-- start of GIVEN RECORDS --

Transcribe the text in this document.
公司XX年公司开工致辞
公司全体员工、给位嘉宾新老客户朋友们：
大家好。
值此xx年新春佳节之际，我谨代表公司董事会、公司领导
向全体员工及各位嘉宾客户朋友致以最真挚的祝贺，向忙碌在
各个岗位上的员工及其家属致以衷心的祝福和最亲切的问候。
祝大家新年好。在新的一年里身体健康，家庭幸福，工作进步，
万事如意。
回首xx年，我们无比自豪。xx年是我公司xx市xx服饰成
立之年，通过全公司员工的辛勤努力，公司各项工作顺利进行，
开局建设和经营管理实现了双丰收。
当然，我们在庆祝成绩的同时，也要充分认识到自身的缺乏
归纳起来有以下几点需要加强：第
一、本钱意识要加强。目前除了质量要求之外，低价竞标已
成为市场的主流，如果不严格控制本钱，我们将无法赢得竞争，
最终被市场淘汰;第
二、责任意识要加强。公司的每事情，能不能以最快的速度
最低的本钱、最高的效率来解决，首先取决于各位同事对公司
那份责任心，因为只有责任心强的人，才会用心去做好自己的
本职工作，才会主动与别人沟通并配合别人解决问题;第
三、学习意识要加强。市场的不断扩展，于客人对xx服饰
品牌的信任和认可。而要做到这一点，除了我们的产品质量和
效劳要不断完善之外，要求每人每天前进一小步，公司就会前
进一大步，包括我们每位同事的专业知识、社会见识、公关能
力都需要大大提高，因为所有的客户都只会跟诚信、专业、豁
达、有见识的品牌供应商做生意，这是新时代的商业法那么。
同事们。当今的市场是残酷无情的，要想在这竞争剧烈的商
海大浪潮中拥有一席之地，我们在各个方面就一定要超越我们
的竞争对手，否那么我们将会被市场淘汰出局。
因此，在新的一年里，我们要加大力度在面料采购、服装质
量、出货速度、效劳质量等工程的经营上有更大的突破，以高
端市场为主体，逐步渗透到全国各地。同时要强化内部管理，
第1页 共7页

-- end of GIVEN RECORDS --

▶ [WHAT YOU WILL DO] Please reproduce the entire listing, exactly as shown.

▶ [CORRECT OUTPUT]
Transcribe the text in this document.
公司XX年公司开工致辞
公司全体员工、给位嘉宾新老客户朋友们：
大家好。
值此xx年新春佳节之际，我谨代表公司董事会、公司领导
向全体员工及各位嘉宾客户朋友致以最真挚的祝贺，向忙碌在
各个岗位上的员工及其家属致以衷心的祝福和最亲切的问候。
祝大家新年好。在新的一年里身体健康，家庭幸福，工作进步，
万事如意。
回首xx年，我们无比自豪。xx年是我公司xx市xx服饰成
立之年，通过全公司员工的辛勤努力，公司各项工作顺利进行，
开局建设和经营管理实现了双丰收。
当然，我们在庆祝成绩的同时，也要充分认识到自身的缺乏
归纳起来有以下几点需要加强：第
一、本钱意识要加强。目前除了质量要求之外，低价竞标已
成为市场的主流，如果不严格控制本钱，我们将无法赢得竞争，
最终被市场淘汰;第
二、责任意识要加强。公司的每事情，能不能以最快的速度
最低的本钱、最高的效率来解决，首先取决于各位同事对公司
那份责任心，因为只有责任心强的人，才会用心去做好自己的
本职工作，才会主动与别人沟通并配合别人解决问题;第
三、学习意识要加强。市场的不断扩展，于客人对xx服饰
品牌的信任和认可。而要做到这一点，除了我们的产品质量和
效劳要不断完善之外，要求每人每天前进一小步，公司就会前
进一大步，包括我们每位同事的专业知识、社会见识、公关能
力都需要大大提高，因为所有的客户都只会跟诚信、专业、豁
达、有见识的品牌供应商做生意，这是新时代的商业法那么。
同事们。当今的市场是残酷无情的，要想在这竞争剧烈的商
海大浪潮中拥有一席之地，我们在各个方面就一定要超越我们
的竞争对手，否那么我们将会被市场淘汰出局。
因此，在新的一年里，我们要加大力度在面料采购、服装质
量、出货速度、效劳质量等工程的经营上有更大的突破，以高
端市场为主体，逐步渗透到全国各地。同时要强化内部管理，
第1页 共7页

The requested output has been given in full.